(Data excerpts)
_ _ _ _

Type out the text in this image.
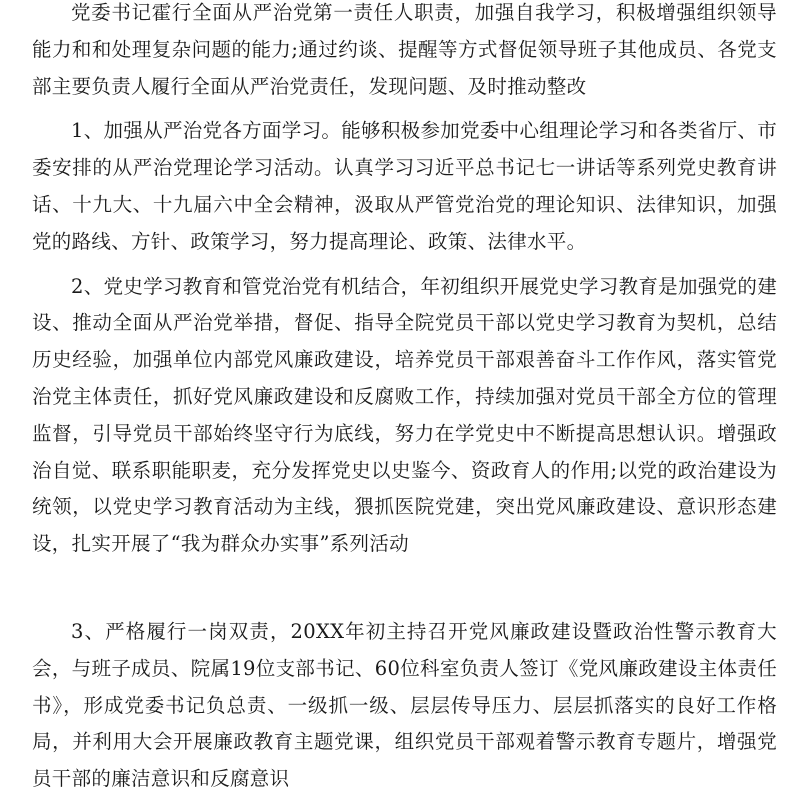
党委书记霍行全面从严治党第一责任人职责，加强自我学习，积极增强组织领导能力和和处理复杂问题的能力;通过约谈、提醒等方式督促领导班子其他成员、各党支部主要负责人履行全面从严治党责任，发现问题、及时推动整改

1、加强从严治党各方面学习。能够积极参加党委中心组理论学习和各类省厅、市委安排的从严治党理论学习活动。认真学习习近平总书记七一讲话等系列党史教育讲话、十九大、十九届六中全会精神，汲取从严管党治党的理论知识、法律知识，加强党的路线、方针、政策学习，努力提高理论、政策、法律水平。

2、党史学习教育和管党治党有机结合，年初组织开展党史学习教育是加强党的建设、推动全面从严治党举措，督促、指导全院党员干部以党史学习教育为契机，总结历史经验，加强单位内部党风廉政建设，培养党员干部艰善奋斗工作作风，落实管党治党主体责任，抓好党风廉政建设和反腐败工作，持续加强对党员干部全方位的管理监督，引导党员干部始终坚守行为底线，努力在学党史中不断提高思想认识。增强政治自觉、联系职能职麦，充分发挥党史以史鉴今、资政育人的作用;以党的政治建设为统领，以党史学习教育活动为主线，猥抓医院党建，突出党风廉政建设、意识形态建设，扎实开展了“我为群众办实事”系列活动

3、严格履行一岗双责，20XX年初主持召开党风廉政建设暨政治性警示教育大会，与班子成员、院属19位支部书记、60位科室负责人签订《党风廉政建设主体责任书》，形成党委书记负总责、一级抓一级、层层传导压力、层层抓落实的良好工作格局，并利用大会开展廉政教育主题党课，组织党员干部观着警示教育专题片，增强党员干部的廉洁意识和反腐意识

_ _ _ _

- **WHAT THE TASK REQUIRES**:
Set the pictures aside and transcribe the data above exactly.

- **RESULT OF THIS TASK**:
Type out the text in this image.
党委书记霍行全面从严治党第一责任人职责，加强自我学习，积极增强组织领导能力和和处理复杂问题的能力;通过约谈、提醒等方式督促领导班子其他成员、各党支部主要负责人履行全面从严治党责任，发现问题、及时推动整改

1、加强从严治党各方面学习。能够积极参加党委中心组理论学习和各类省厅、市委安排的从严治党理论学习活动。认真学习习近平总书记七一讲话等系列党史教育讲话、十九大、十九届六中全会精神，汲取从严管党治党的理论知识、法律知识，加强党的路线、方针、政策学习，努力提高理论、政策、法律水平。

2、党史学习教育和管党治党有机结合，年初组织开展党史学习教育是加强党的建设、推动全面从严治党举措，督促、指导全院党员干部以党史学习教育为契机，总结历史经验，加强单位内部党风廉政建设，培养党员干部艰善奋斗工作作风，落实管党治党主体责任，抓好党风廉政建设和反腐败工作，持续加强对党员干部全方位的管理监督，引导党员干部始终坚守行为底线，努力在学党史中不断提高思想认识。增强政治自觉、联系职能职麦，充分发挥党史以史鉴今、资政育人的作用;以党的政治建设为统领，以党史学习教育活动为主线，猥抓医院党建，突出党风廉政建设、意识形态建设，扎实开展了“我为群众办实事”系列活动

3、严格履行一岗双责，20XX年初主持召开党风廉政建设暨政治性警示教育大会，与班子成员、院属19位支部书记、60位科室负责人签订《党风廉政建设主体责任书》，形成党委书记负总责、一级抓一级、层层传导压力、层层抓落实的良好工作格局，并利用大会开展廉政教育主题党课，组织党员干部观着警示教育专题片，增强党员干部的廉洁意识和反腐意识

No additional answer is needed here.